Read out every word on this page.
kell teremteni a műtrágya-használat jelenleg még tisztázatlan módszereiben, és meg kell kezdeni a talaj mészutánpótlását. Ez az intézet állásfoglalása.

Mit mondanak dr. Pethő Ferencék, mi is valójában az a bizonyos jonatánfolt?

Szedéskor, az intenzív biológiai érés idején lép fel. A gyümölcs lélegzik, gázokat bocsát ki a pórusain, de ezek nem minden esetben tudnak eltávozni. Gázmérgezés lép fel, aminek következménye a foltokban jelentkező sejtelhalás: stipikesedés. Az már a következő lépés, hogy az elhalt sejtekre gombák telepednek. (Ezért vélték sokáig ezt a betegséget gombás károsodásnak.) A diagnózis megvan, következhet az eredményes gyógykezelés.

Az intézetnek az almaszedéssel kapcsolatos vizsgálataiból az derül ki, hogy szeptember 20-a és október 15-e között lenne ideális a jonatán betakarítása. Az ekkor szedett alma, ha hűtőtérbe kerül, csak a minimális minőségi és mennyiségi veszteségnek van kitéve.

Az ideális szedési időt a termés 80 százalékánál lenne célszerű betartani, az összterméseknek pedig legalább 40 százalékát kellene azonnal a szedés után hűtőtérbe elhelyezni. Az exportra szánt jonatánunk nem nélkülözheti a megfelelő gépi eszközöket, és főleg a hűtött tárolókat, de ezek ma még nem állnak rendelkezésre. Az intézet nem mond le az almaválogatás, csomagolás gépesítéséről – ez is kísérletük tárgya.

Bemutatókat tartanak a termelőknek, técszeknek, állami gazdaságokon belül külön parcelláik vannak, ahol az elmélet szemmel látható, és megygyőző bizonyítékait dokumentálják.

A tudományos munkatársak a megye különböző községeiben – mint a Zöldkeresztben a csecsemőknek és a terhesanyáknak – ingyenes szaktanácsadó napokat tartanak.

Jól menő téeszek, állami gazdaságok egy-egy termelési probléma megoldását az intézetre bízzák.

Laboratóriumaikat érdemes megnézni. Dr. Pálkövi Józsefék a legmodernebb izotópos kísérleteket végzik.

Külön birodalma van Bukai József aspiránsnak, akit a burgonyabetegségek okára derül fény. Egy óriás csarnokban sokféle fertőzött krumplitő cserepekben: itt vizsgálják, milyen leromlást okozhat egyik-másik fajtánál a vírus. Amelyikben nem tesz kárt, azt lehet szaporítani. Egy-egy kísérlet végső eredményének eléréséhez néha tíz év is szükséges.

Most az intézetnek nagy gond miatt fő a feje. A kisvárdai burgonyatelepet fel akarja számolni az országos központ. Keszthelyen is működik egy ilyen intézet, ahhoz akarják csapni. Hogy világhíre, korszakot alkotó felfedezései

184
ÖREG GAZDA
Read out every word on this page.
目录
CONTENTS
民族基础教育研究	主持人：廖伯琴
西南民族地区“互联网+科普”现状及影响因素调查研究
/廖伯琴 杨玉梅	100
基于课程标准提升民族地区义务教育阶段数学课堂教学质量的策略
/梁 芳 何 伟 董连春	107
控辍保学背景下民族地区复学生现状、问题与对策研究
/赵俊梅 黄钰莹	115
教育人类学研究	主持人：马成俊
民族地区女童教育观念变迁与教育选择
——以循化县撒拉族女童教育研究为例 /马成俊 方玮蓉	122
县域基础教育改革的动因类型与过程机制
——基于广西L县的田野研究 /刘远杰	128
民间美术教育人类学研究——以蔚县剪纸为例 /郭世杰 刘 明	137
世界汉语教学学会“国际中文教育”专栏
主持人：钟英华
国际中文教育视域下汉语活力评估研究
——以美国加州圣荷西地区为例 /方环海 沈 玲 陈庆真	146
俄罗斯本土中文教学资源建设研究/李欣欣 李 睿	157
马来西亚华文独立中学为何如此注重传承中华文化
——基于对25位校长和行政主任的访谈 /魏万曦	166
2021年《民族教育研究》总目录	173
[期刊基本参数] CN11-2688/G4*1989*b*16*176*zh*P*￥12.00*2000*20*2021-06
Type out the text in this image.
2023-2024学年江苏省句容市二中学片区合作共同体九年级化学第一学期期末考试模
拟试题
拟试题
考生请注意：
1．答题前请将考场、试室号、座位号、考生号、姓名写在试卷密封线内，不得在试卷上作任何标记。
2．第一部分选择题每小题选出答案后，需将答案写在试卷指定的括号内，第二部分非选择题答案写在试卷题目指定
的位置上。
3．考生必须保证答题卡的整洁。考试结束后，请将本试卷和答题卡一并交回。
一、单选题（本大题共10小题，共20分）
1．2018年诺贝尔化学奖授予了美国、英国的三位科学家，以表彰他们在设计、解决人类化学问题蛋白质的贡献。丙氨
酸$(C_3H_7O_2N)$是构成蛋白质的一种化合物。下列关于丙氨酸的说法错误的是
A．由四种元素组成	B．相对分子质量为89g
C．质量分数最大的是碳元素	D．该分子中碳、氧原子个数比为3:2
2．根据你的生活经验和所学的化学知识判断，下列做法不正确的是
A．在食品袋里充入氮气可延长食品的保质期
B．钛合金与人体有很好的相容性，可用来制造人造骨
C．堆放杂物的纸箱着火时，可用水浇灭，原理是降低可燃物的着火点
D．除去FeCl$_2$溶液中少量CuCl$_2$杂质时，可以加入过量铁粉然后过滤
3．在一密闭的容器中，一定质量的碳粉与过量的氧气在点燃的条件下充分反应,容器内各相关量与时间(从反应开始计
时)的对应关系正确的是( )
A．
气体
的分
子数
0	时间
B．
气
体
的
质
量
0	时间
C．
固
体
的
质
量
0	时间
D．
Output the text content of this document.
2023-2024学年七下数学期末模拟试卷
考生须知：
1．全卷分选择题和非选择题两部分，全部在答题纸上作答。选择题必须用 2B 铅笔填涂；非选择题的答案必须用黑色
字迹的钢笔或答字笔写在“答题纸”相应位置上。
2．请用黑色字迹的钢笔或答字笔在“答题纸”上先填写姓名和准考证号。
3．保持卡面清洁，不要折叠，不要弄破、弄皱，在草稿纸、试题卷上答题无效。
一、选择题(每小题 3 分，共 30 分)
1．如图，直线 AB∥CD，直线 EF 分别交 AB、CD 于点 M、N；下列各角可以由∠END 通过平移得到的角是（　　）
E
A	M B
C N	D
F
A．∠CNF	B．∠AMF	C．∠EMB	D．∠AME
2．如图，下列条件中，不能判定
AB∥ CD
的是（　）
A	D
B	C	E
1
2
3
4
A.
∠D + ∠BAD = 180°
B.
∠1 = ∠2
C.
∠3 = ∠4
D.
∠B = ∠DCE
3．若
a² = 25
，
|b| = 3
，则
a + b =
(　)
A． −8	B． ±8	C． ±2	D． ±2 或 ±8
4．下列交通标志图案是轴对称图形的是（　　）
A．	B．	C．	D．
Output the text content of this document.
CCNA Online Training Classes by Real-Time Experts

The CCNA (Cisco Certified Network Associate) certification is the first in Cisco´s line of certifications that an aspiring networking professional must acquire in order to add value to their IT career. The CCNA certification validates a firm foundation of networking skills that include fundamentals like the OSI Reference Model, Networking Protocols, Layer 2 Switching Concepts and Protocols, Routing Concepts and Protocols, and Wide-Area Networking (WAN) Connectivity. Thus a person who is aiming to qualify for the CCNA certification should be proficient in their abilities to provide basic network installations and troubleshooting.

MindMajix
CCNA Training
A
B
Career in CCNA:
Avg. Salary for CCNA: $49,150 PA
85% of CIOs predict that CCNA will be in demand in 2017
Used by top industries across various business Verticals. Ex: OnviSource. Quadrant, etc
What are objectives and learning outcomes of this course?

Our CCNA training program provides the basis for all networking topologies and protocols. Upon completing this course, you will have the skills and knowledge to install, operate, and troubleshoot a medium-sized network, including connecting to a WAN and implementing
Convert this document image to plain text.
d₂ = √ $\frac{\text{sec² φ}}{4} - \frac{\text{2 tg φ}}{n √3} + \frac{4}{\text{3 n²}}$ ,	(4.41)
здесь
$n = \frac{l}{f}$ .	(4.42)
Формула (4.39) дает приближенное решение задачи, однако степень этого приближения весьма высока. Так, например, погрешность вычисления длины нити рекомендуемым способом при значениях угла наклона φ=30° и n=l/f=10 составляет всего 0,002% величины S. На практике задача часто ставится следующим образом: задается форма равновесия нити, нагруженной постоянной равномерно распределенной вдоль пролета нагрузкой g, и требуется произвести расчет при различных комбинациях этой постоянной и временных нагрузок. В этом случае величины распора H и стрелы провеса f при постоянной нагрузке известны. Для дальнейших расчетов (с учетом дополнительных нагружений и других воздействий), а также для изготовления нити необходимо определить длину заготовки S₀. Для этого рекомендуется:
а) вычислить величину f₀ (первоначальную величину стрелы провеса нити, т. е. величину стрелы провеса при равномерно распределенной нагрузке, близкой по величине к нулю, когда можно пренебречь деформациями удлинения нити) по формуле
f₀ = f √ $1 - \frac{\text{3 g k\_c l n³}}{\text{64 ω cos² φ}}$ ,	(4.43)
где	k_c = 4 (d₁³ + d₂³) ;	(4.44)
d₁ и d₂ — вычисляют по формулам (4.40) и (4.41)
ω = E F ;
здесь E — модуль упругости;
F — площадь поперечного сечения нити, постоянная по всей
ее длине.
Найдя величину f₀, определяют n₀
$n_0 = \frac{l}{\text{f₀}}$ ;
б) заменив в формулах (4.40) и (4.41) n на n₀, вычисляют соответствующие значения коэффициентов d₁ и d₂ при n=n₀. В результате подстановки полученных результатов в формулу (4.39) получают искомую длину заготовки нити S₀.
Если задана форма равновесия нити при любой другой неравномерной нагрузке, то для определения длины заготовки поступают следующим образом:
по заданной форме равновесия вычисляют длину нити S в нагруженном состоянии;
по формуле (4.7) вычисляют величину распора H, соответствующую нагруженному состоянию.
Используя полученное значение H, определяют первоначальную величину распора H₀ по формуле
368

- - -

*EXERCISE OBJECTIVE*.
Find all lines where the word "frac" appears. Copy them.

*REPLY*.
d₂ = √ $\frac{\text{sec² φ}}{4} - \frac{\text{2 tg φ}}{n √3} + \frac{4}{\text{3 n²}}$ ,	(4.41)
$n = \frac{l}{f}$ .	(4.42)
f₀ = f √ $1 - \frac{\text{3 g k\_c l n³}}{\text{64 ω cos² φ}}$ ,	(4.43)
$n_0 = \frac{l}{\text{f₀}}$ ;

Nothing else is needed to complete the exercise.